# Records provided

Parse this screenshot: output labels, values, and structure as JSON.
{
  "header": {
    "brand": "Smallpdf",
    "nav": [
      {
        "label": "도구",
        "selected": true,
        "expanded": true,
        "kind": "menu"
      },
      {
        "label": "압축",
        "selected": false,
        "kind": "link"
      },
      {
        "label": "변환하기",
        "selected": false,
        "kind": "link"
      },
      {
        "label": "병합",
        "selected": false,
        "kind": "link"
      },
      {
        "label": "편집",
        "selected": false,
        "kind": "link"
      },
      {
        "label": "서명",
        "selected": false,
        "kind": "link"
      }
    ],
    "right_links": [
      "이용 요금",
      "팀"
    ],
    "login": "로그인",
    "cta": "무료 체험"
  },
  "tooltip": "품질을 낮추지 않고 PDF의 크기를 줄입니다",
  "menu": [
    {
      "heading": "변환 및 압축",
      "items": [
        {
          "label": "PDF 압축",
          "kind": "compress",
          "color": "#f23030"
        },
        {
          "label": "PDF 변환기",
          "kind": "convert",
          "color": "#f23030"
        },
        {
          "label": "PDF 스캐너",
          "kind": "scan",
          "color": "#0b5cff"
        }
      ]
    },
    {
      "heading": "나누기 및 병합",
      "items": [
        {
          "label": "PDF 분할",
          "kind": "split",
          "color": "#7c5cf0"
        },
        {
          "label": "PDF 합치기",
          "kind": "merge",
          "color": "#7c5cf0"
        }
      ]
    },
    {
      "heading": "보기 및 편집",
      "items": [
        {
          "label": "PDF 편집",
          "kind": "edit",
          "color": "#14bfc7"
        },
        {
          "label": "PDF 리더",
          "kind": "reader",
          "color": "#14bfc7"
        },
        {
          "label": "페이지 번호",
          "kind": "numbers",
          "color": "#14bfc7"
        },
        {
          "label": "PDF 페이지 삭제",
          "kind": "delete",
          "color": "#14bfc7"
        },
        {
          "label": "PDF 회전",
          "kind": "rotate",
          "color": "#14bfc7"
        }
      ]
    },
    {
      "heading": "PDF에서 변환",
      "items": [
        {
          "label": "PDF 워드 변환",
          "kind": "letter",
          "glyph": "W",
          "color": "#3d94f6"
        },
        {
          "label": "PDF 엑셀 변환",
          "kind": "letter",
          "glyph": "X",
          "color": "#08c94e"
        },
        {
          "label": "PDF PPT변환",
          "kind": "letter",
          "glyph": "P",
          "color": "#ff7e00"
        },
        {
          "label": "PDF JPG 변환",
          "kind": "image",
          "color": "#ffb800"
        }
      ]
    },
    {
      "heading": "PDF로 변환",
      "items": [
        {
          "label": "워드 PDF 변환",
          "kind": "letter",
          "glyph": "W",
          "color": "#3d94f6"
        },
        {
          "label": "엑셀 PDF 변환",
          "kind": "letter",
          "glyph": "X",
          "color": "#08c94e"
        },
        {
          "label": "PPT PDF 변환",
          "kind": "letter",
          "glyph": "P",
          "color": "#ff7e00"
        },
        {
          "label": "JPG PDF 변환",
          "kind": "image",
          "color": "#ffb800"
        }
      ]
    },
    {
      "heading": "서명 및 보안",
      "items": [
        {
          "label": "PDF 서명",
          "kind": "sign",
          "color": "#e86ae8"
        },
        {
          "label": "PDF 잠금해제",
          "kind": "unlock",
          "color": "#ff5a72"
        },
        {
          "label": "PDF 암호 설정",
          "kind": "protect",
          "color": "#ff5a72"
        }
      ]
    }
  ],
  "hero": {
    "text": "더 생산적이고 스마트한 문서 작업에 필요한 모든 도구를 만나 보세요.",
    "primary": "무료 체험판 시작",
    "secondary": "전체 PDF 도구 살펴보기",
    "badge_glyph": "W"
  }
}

# Problem to work on
Copy the records above exactly.

# Written solution
Parse this screenshot: output labels, values, and structure as JSON.
{
  "header": {
    "brand": "Smallpdf",
    "nav": [
      {
        "label": "도구",
        "selected": true,
        "expanded": true,
        "kind": "menu"
      },
      {
        "label": "압축",
        "selected": false,
        "kind": "link"
      },
      {
        "label": "변환하기",
        "selected": false,
        "kind": "link"
      },
      {
        "label": "병합",
        "selected": false,
        "kind": "link"
      },
      {
        "label": "편집",
        "selected": false,
        "kind": "link"
      },
      {
        "label": "서명",
        "selected": false,
        "kind": "link"
      }
    ],
    "right_links": [
      "이용 요금",
      "팀"
    ],
    "login": "로그인",
    "cta": "무료 체험"
  },
  "tooltip": "품질을 낮추지 않고 PDF의 크기를 줄입니다",
  "menu": [
    {
      "heading": "변환 및 압축",
      "items": [
        {
          "label": "PDF 압축",
          "kind": "compress",
          "color": "#f23030"
        },
        {
          "label": "PDF 변환기",
          "kind": "convert",
          "color": "#f23030"
        },
        {
          "label": "PDF 스캐너",
          "kind": "scan",
          "color": "#0b5cff"
        }
      ]
    },
    {
      "heading": "나누기 및 병합",
      "items": [
        {
          "label": "PDF 분할",
          "kind": "split",
          "color": "#7c5cf0"
        },
        {
          "label": "PDF 합치기",
          "kind": "merge",
          "color": "#7c5cf0"
        }
      ]
    },
    {
      "heading": "보기 및 편집",
      "items": [
        {
          "label": "PDF 편집",
          "kind": "edit",
          "color": "#14bfc7"
        },
        {
          "label": "PDF 리더",
          "kind": "reader",
          "color": "#14bfc7"
        },
        {
          "label": "페이지 번호",
          "kind": "numbers",
          "color": "#14bfc7"
        },
        {
          "label": "PDF 페이지 삭제",
          "kind": "delete",
          "color": "#14bfc7"
        },
        {
          "label": "PDF 회전",
          "kind": "rotate",
          "color": "#14bfc7"
        }
      ]
    },
    {
      "heading": "PDF에서 변환",
      "items": [
        {
          "label": "PDF 워드 변환",
          "kind": "letter",
          "glyph": "W",
          "color": "#3d94f6"
        },
        {
          "label": "PDF 엑셀 변환",
          "kind": "letter",
          "glyph": "X",
          "color": "#08c94e"
        },
        {
          "label": "PDF PPT변환",
          "kind": "letter",
          "glyph": "P",
          "color": "#ff7e00"
        },
        {
          "label": "PDF JPG 변환",
          "kind": "image",
          "color": "#ffb800"
        }
      ]
    },
    {
      "heading": "PDF로 변환",
      "items": [
        {
          "label": "워드 PDF 변환",
          "kind": "letter",
          "glyph": "W",
          "color": "#3d94f6"
        },
        {
          "label": "엑셀 PDF 변환",
          "kind": "letter",
          "glyph": "X",
          "color": "#08c94e"
        },
        {
          "label": "PPT PDF 변환",
          "kind": "letter",
          "glyph": "P",
          "color": "#ff7e00"
        },
        {
          "label": "JPG PDF 변환",
          "kind": "image",
          "color": "#ffb800"
        }
      ]
    },
    {
      "heading": "서명 및 보안",
      "items": [
        {
          "label": "PDF 서명",
          "kind": "sign",
          "color": "#e86ae8"
        },
        {
          "label": "PDF 잠금해제",
          "kind": "unlock",
          "color": "#ff5a72"
        },
        {
          "label": "PDF 암호 설정",
          "kind": "protect",
          "color": "#ff5a72"
        }
      ]
    }
  ],
  "hero": {
    "text": "더 생산적이고 스마트한 문서 작업에 필요한 모든 도구를 만나 보세요.",
    "primary": "무료 체험판 시작",
    "secondary": "전체 PDF 도구 살펴보기",
    "badge_glyph": "W"
  }
}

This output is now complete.